- [Exercise] Search the data for the word "legend" and copy every line that contains it.
** Begin Dataset records **
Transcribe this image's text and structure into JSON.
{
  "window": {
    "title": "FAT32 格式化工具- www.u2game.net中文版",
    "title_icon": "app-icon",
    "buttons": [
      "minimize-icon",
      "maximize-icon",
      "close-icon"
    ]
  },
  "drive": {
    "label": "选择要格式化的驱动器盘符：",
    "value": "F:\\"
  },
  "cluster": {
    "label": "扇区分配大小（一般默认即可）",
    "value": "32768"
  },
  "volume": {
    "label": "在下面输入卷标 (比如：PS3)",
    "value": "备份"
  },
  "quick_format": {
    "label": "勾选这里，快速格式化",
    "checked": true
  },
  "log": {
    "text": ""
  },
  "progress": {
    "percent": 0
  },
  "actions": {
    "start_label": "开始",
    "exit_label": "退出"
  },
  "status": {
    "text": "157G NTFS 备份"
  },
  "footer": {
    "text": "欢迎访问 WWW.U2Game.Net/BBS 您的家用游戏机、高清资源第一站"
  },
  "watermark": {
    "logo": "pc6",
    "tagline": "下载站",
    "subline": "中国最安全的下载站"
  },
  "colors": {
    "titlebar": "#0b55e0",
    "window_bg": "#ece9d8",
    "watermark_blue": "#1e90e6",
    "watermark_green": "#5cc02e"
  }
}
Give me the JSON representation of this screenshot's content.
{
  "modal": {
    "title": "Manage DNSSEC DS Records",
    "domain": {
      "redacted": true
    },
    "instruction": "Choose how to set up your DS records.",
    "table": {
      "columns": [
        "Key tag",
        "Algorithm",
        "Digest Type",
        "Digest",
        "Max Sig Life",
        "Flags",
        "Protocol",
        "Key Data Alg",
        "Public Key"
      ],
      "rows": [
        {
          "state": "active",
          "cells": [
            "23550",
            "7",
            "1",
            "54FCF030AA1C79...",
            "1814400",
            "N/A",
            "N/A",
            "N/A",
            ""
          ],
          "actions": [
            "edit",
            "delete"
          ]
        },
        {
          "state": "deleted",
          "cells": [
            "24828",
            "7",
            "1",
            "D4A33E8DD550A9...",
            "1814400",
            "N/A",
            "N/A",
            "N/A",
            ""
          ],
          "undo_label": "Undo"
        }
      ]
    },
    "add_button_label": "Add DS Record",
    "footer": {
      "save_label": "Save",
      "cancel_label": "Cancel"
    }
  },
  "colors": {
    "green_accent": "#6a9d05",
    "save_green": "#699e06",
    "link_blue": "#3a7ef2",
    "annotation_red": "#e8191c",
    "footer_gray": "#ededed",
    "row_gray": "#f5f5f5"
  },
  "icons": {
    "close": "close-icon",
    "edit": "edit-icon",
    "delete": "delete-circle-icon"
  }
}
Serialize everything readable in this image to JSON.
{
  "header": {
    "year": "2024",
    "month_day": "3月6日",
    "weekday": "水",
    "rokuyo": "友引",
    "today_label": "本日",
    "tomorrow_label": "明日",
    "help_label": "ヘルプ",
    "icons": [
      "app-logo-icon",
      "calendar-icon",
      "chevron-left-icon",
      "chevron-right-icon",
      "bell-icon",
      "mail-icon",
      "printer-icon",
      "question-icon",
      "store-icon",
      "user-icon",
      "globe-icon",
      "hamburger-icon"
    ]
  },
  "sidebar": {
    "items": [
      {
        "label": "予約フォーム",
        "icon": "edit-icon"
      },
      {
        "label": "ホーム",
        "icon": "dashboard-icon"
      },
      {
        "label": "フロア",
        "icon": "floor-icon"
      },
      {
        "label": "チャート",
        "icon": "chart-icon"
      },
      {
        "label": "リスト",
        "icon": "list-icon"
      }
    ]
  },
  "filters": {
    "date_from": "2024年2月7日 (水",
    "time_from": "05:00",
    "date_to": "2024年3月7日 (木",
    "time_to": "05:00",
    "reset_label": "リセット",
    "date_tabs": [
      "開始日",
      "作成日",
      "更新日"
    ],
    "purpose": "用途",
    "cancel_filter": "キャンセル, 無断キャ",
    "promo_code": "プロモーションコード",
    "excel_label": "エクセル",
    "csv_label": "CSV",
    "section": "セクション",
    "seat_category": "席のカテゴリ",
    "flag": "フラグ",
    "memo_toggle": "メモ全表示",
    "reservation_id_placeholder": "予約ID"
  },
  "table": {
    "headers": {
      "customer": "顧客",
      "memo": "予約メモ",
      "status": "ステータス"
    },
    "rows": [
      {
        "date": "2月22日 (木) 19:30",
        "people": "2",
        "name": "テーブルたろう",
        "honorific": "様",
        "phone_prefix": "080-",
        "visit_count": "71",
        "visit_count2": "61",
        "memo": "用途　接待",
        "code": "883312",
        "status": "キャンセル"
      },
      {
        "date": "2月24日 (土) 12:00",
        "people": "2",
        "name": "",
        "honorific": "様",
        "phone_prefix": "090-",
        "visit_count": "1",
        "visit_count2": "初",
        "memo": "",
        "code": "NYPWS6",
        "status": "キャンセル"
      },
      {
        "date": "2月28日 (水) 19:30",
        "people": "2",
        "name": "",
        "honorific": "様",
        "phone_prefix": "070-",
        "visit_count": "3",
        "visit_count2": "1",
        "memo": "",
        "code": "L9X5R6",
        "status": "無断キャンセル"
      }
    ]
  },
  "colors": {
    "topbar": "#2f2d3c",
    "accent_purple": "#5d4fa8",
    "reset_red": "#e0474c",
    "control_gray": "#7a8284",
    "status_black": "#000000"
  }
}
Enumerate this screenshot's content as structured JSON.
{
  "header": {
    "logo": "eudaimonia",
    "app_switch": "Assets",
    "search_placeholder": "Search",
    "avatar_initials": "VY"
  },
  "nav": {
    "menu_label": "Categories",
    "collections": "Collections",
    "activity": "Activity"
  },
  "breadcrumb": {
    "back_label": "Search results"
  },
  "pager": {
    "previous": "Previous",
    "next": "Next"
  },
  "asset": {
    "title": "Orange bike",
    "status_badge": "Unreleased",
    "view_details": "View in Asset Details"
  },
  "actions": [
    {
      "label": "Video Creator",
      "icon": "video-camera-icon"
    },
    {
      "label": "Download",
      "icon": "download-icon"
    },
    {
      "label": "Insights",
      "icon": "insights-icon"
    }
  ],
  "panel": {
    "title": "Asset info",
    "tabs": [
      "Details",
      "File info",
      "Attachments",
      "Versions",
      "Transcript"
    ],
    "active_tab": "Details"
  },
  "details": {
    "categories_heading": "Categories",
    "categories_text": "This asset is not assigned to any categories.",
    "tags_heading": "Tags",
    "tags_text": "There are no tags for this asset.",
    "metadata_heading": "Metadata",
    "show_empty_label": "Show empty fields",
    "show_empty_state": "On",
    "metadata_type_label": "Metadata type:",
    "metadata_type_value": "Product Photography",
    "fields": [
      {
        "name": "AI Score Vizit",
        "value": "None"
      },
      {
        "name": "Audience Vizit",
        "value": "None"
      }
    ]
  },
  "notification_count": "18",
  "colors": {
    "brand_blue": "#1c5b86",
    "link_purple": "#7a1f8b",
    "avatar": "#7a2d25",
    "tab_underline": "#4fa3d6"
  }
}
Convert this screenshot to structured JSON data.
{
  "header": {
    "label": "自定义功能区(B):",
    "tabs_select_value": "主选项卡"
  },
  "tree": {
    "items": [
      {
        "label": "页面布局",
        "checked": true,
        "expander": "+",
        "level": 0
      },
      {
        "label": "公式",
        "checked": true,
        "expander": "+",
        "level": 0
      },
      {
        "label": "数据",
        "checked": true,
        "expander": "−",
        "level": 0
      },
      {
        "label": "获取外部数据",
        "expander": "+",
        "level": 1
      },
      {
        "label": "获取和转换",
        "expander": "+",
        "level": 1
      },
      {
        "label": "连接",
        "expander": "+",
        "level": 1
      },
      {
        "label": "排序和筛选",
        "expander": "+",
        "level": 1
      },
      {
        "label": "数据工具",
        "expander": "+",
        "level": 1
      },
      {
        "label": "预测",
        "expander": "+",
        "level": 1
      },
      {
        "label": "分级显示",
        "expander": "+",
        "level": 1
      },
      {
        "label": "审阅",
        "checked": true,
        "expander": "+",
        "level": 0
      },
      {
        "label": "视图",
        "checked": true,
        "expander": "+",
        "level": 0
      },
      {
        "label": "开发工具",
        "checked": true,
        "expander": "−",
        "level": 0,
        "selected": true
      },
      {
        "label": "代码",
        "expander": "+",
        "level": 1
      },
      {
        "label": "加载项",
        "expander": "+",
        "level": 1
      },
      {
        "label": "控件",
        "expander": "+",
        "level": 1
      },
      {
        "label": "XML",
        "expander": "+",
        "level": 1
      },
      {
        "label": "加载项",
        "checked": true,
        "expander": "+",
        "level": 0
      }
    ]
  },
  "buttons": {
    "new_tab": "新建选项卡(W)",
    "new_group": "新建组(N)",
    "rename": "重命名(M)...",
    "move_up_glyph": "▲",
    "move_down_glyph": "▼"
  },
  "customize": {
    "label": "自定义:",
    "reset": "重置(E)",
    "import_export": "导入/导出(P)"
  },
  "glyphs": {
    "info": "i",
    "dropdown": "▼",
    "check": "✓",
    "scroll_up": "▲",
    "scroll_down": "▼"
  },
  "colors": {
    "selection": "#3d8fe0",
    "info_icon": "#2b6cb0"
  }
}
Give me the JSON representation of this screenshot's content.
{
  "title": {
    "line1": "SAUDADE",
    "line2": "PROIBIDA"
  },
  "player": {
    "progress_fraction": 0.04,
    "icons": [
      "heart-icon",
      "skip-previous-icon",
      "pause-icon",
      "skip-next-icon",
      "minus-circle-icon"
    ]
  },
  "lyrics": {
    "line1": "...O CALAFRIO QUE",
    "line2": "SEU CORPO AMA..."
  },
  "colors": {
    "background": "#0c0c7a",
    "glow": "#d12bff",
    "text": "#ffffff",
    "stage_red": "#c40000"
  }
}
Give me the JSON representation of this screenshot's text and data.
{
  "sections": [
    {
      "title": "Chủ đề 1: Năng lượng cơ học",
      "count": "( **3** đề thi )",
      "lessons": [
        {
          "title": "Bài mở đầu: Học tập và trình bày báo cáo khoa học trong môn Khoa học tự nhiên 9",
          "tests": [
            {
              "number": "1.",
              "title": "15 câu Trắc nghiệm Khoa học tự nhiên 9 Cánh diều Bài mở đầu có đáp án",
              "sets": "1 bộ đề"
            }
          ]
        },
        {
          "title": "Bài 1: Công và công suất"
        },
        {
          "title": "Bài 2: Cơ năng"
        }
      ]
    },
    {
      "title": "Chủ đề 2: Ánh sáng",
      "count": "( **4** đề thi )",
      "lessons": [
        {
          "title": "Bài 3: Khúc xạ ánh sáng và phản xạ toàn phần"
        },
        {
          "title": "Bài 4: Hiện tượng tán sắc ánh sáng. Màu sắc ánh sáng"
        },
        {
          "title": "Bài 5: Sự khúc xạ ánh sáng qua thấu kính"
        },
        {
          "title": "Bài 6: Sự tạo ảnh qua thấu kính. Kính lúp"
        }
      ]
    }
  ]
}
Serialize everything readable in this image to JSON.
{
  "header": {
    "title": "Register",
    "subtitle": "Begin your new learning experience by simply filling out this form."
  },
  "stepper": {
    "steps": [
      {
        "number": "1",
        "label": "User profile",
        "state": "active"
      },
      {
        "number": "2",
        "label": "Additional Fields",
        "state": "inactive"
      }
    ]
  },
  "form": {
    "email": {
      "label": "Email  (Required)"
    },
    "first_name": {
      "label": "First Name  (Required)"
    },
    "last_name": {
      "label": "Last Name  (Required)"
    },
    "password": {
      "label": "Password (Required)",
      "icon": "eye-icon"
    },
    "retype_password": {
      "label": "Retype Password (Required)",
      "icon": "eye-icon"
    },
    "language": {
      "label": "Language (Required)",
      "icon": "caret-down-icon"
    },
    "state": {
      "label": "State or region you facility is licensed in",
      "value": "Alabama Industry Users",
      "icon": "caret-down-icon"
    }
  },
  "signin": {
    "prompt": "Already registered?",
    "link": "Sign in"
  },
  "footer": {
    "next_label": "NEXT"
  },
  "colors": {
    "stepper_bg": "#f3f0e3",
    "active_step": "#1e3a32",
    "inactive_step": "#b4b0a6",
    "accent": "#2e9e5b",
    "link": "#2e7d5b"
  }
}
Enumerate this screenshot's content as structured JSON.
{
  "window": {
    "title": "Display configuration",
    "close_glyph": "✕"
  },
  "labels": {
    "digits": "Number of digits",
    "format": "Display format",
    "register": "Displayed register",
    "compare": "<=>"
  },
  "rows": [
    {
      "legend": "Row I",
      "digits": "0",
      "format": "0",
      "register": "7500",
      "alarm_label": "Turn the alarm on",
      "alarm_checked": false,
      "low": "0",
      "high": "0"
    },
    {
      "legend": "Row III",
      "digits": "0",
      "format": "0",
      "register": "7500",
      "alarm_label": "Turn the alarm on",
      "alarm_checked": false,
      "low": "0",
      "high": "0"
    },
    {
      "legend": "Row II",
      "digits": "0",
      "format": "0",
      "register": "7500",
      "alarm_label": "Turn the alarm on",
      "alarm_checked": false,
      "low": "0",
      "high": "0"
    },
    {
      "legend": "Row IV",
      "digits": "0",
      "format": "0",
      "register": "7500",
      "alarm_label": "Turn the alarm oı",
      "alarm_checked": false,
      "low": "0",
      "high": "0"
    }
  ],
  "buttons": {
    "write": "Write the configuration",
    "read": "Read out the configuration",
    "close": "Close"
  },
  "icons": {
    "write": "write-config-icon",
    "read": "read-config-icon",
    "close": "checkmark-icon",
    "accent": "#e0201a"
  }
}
** End Dataset records **
- [Response to this task]
      "legend": "Row I",
      "legend": "Row III",
      "legend": "Row II",
      "legend": "Row IV",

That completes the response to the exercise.